# [Prompt]
Pick out each line containing the string "reservas" and copy it.

— Start —

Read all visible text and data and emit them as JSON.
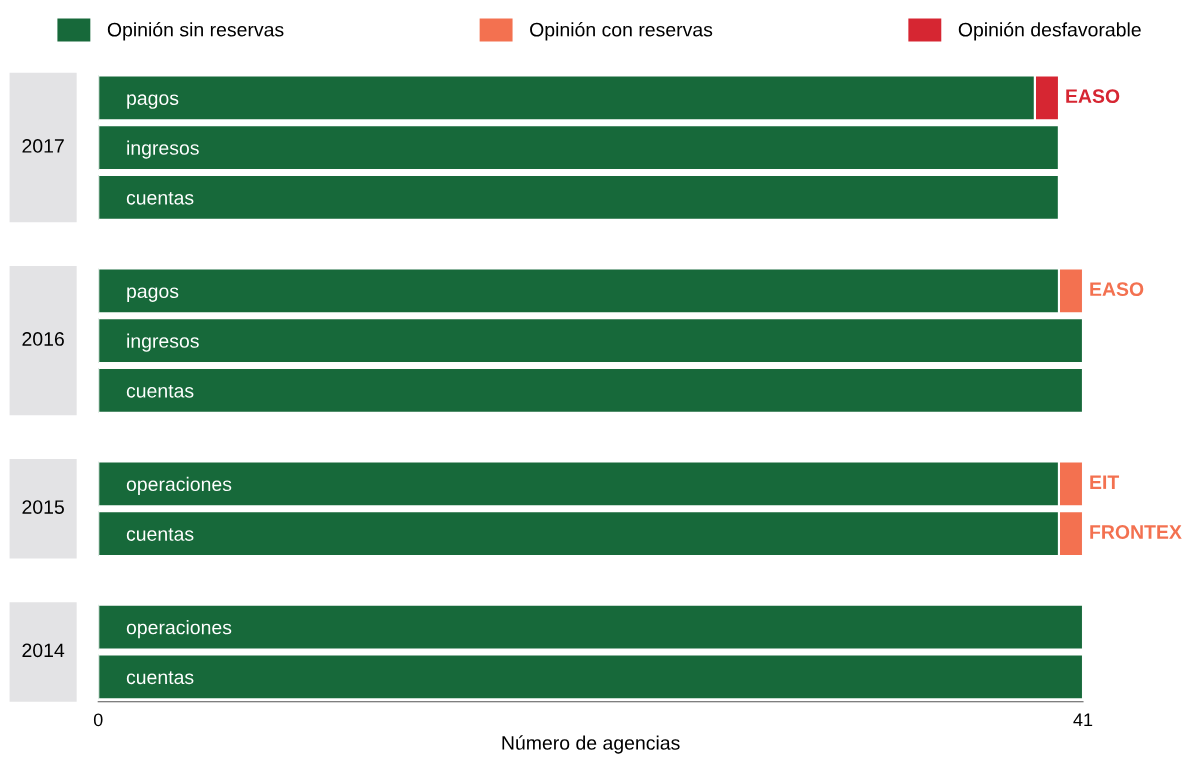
{
  "chart_data": [
    {
      "type": "bar",
      "orientation": "horizontal",
      "stacked": true,
      "ylabel": "2017",
      "legend": "top",
      "categories": [
        "pagos",
        "ingresos",
        "cuentas"
      ],
      "xlim": [
        0,
        41
      ],
      "xticks": [
        0,
        41
      ],
      "tick_labels": "y",
      "series": [
        {
          "name": "Opinión sin reservas",
          "color": "#17693a",
          "values": [
            39,
            40,
            40
          ]
        },
        {
          "name": "Opinión con reservas",
          "color": "#f37150",
          "values": [
            null,
            null,
            null
          ]
        },
        {
          "name": "Opinión desfavorable",
          "color": "#d62632",
          "values": [
            1,
            null,
            null
          ],
          "value_labels": [
            "EASO",
            null,
            null
          ]
        }
      ]
    },
    {
      "type": "bar",
      "orientation": "horizontal",
      "stacked": true,
      "ylabel": "2016",
      "categories": [
        "pagos",
        "ingresos",
        "cuentas"
      ],
      "xlim": [
        0,
        41
      ],
      "xticks": [
        0,
        41
      ],
      "tick_labels": "y",
      "series": [
        {
          "color": "#17693a",
          "values": [
            40,
            41,
            41
          ]
        },
        {
          "color": "#f37150",
          "values": [
            1,
            null,
            null
          ],
          "value_labels": [
            "EASO",
            null,
            null
          ]
        }
      ]
    },
    {
      "type": "bar",
      "orientation": "horizontal",
      "stacked": true,
      "ylabel": "2015",
      "categories": [
        "operaciones",
        "cuentas"
      ],
      "xlim": [
        0,
        41
      ],
      "xticks": [
        0,
        41
      ],
      "tick_labels": "y",
      "series": [
        {
          "color": "#17693a",
          "values": [
            40,
            40
          ]
        },
        {
          "color": "#f37150",
          "values": [
            1,
            1
          ],
          "value_labels": [
            "EIT",
            "FRONTEX"
          ]
        }
      ]
    },
    {
      "type": "bar",
      "orientation": "horizontal",
      "stacked": true,
      "ylabel": "2014",
      "xlabel": "Número de agencias",
      "categories": [
        "operaciones",
        "cuentas"
      ],
      "xlim": [
        0,
        41
      ],
      "xticks": [
        0,
        41
      ],
      "series": [
        {
          "color": "#17693a",
          "values": [
            41,
            41
          ]
        }
      ]
    }
  ]
}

— End —

# [Output for this exercise]
          "name": "Opinión sin reservas",
          "name": "Opinión con reservas",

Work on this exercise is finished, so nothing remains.